[START Records to use]

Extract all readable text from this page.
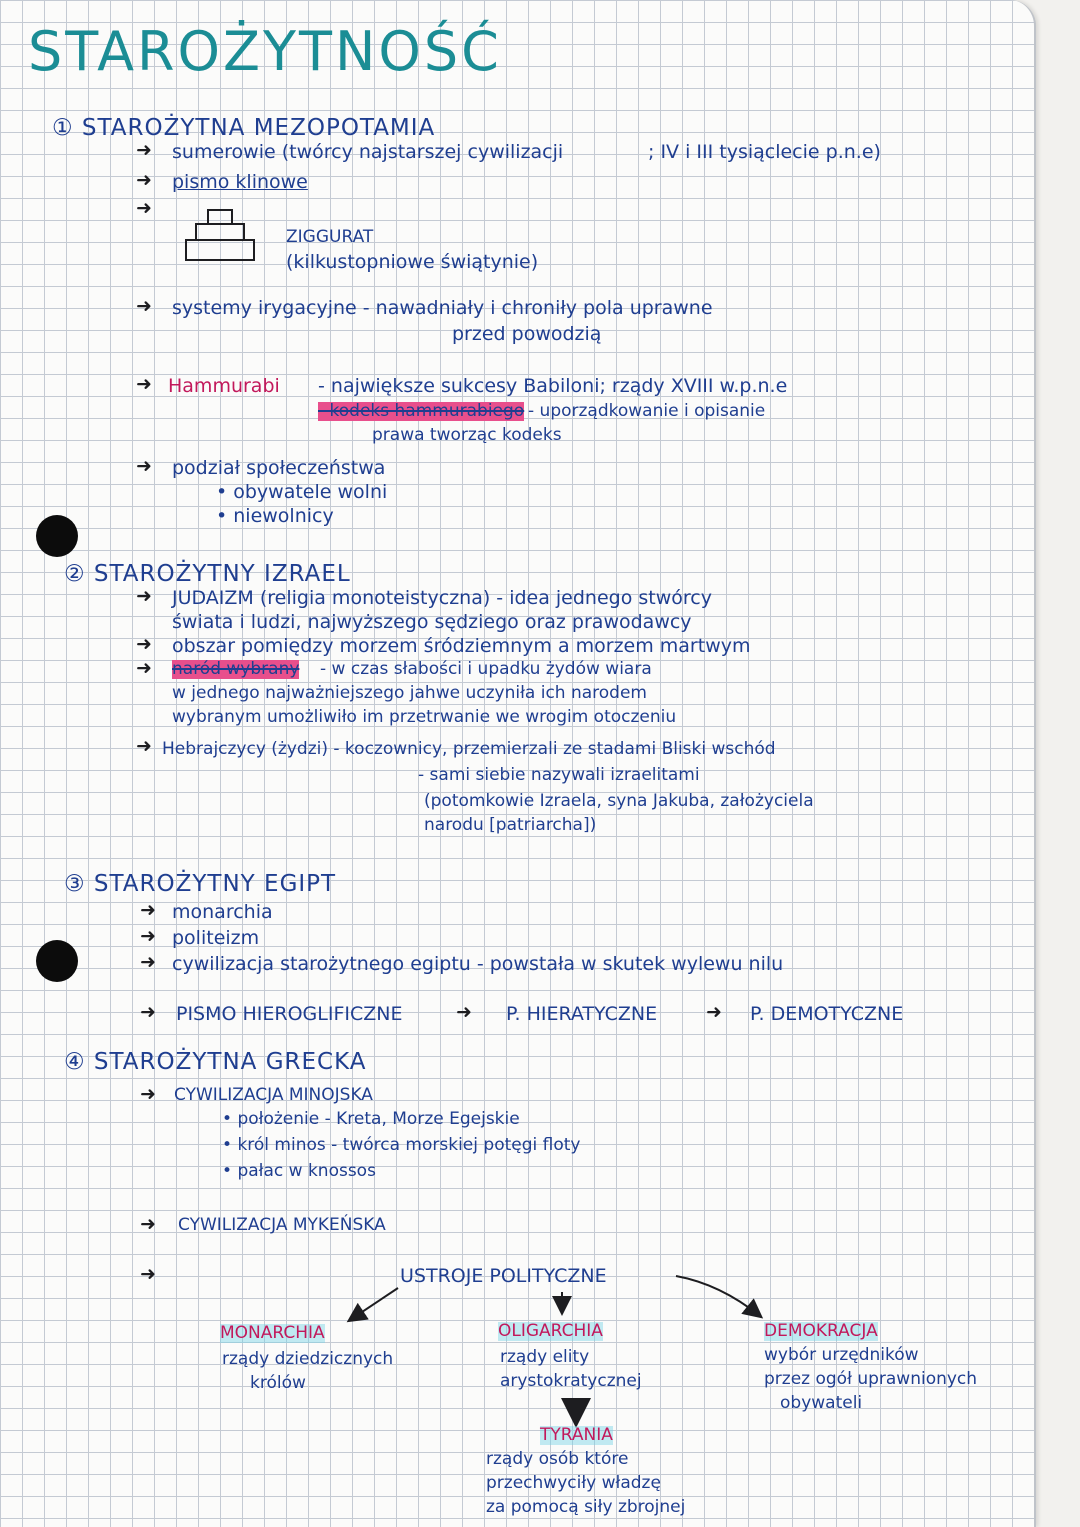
STAROŻYTNOŚĆ
① STAROŻYTNA MEZOPOTAMIA
➜ sumerowie (twórcy najstarszej cywilizacji	; IV i III tysiąclecie p.n.e)
➜ pismo klinowe
➜
ZIGGURAT
(kilkustopniowe świątynie)
➜ systemy irygacyjne - nawadniały i chroniły pola uprawne
przed powodzią
➜ Hammurabi - największe sukcesy Babiloni; rządy XVIII w.p.n.e
- kodeks hammurabiego - uporządkowanie i opisanie
prawa tworząc kodeks
➜ podział społeczeństwa
• obywatele wolni
• niewolnicy
② STAROŻYTNY IZRAEL
➜ JUDAIZM (religia monoteistyczna) - idea jednego stwórcy
świata i ludzi, najwyższego sędziego oraz prawodawcy
➜ obszar pomiędzy morzem śródziemnym a morzem martwym
➜ naród wybrany - w czas słabości i upadku żydów wiara
w jednego najważniejszego jahwe uczyniła ich narodem
wybranym umożliwiło im przetrwanie we wrogim otoczeniu
➜ Hebrajczycy (żydzi) - koczownicy, przemierzali ze stadami Bliski wschód
- sami siebie nazywali izraelitami
(potomkowie Izraela, syna Jakuba, założyciela
narodu [patriarcha])
③ STAROŻYTNY EGIPT
➜ monarchia
➜ politeizm
➜ cywilizacja starożytnego egiptu - powstała w skutek wylewu nilu
➜ PISMO HIEROGLIFICZNE	➜ P. HIERATYCZNE	➜ P. DEMOTYCZNE
④ STAROŻYTNA GRECKA
➜ CYWILIZACJA MINOJSKA
• położenie - Kreta, Morze Egejskie
• król minos - twórca morskiej potęgi floty
• pałac w knossos
➜ CYWILIZACJA MYKEŃSKA
➜	USTROJE POLITYCZNE
MONARCHIA
rządy dziedzicznych
królów
OLIGARCHIA
rządy elity
arystokratycznej
DEMOKRACJA
wybór urzędników
przez ogół uprawnionych
obywateli
TYRANIA
rządy osób które
przechwyciły władzę
za pomocą siły zbrojnej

[END Records to use]

> Written instruction
Your task is to list each line of the records with the word "kodeks".

> Solution to the exercise
- kodeks hammurabiego - uporządkowanie i opisanie
prawa tworząc kodeks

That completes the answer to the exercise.